__Provided information__:
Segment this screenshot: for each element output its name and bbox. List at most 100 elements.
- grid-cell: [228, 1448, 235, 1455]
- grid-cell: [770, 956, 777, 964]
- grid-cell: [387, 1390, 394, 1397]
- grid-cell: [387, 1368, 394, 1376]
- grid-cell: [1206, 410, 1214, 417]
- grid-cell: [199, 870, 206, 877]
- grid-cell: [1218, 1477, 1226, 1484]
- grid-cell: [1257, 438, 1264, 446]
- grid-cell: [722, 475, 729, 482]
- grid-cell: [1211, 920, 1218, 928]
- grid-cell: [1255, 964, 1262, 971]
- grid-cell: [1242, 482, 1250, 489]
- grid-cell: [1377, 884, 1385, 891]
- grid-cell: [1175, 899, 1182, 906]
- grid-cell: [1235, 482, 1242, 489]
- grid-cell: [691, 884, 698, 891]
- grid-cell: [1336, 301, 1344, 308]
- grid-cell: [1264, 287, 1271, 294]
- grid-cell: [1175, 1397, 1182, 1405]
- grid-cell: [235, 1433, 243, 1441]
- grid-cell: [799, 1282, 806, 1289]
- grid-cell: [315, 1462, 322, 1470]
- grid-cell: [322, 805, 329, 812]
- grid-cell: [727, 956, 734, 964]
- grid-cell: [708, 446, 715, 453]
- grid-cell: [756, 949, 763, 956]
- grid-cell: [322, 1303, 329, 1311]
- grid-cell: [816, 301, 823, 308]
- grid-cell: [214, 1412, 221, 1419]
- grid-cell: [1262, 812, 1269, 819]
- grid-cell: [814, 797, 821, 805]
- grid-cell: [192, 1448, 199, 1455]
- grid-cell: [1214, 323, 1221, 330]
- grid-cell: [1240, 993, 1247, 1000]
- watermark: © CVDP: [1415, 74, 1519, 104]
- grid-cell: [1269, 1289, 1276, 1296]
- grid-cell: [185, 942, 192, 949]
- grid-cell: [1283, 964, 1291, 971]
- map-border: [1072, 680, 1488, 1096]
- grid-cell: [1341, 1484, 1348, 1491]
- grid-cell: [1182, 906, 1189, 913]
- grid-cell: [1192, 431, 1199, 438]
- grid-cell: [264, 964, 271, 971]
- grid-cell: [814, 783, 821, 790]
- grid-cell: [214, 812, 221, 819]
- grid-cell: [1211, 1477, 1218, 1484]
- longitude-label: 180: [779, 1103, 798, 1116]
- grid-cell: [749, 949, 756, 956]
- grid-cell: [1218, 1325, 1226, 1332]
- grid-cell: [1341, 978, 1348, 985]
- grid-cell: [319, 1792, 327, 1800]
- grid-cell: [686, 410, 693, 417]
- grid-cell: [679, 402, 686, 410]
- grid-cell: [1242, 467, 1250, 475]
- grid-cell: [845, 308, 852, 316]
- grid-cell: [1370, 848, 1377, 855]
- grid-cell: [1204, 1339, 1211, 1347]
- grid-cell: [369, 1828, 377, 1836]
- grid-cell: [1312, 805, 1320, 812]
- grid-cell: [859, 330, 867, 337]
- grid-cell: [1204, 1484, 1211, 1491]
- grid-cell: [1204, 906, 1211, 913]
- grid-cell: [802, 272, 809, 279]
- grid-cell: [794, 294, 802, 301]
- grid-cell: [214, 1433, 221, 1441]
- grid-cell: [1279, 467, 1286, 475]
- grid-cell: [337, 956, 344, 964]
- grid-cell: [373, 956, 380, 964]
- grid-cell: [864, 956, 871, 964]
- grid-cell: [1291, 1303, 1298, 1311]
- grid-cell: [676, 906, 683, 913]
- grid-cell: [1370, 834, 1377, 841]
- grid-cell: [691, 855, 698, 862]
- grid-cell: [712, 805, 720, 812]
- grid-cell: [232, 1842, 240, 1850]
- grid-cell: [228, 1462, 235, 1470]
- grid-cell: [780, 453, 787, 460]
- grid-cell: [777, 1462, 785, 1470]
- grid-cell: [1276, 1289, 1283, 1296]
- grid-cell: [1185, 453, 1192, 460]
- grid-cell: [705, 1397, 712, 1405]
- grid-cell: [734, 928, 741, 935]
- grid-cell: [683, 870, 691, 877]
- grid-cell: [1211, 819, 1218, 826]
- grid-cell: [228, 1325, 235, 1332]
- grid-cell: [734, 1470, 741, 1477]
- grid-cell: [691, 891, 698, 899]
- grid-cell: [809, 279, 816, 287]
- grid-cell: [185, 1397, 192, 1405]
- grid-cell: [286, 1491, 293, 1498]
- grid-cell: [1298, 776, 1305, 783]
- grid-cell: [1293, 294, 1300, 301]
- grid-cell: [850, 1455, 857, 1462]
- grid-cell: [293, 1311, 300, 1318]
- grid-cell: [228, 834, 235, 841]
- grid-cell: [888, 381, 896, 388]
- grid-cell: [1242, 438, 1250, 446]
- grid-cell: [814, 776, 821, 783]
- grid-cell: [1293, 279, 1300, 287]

__Task details__: Copy out the lines from the first one through the one holding "- grid-cell: [1211, 920, 1218, 928]", inclusive, renaming "grid-cell" to "tile" and leaving everything else unchanged. Return only those lines.

__Final result__:
Segment this screenshot: for each element output its name and bbox. List at most 100 elements.
- tile: [228, 1448, 235, 1455]
- tile: [770, 956, 777, 964]
- tile: [387, 1390, 394, 1397]
- tile: [387, 1368, 394, 1376]
- tile: [1206, 410, 1214, 417]
- tile: [199, 870, 206, 877]
- tile: [1218, 1477, 1226, 1484]
- tile: [1257, 438, 1264, 446]
- tile: [722, 475, 729, 482]
- tile: [1211, 920, 1218, 928]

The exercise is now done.